Assignment: Report back every line from the entries below in which the word "this" occurs.

START Excerpted records

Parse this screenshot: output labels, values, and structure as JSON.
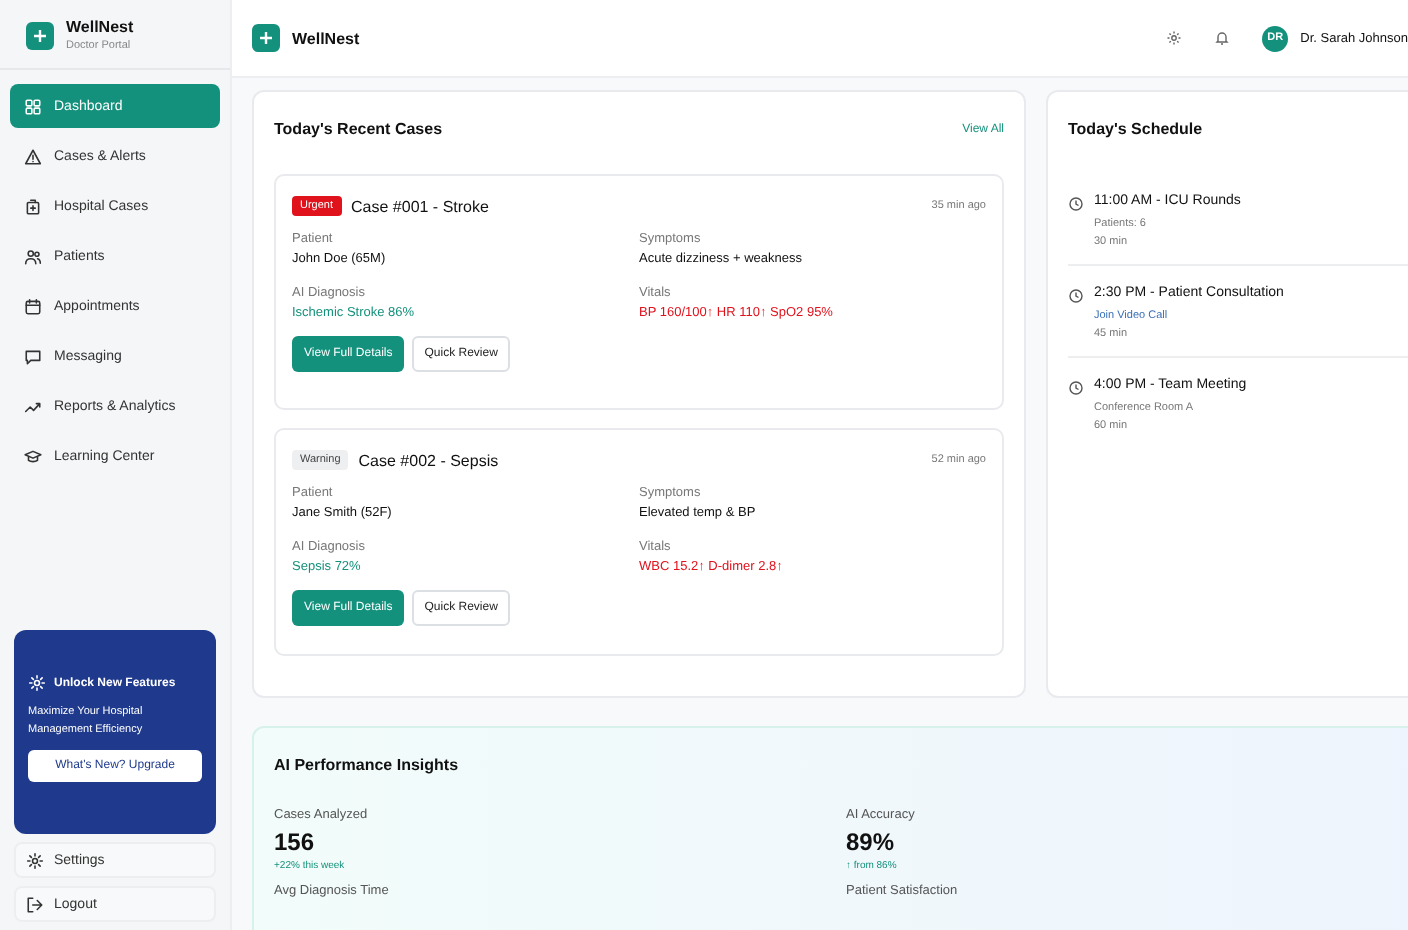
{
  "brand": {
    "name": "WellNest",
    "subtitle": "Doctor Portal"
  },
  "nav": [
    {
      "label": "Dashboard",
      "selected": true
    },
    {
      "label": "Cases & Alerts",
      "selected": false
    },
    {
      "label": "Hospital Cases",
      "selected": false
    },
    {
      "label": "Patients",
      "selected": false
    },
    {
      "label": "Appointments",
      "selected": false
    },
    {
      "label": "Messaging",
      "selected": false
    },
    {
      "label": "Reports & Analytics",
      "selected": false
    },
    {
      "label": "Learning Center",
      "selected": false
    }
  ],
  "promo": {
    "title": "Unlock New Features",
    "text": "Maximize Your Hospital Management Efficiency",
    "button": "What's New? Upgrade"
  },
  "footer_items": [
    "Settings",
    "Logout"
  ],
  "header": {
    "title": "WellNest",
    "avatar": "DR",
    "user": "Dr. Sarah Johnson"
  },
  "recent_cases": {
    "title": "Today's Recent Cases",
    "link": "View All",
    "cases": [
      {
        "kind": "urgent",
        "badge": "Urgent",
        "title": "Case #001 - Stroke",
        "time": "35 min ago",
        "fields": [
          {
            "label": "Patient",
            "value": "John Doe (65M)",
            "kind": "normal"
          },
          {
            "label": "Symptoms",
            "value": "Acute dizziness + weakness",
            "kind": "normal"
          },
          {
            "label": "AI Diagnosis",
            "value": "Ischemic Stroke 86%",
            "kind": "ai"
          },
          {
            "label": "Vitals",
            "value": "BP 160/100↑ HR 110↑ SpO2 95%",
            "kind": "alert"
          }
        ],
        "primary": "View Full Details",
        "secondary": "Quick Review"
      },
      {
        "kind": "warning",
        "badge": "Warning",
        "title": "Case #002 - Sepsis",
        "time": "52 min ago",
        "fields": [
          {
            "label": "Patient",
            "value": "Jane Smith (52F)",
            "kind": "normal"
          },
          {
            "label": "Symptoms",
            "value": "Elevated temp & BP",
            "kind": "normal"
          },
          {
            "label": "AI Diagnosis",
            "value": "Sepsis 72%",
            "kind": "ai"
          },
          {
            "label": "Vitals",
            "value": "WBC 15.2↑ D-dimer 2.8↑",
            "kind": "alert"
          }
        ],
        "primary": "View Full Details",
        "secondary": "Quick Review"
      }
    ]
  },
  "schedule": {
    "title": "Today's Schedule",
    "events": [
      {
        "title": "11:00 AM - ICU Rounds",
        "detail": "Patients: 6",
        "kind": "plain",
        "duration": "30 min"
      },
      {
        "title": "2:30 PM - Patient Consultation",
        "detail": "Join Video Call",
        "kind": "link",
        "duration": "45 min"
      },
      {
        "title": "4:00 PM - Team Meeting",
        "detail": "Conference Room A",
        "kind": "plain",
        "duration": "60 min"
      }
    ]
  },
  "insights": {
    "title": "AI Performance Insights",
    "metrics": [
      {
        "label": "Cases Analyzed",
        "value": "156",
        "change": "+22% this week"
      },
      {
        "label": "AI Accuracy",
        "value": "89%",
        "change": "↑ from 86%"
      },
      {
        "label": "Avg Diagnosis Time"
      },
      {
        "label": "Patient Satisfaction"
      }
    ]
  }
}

END Excerpted records

Expected answer:
Parse this screenshot: output labels, values, and structure as JSON.
        "change": "+22% this week"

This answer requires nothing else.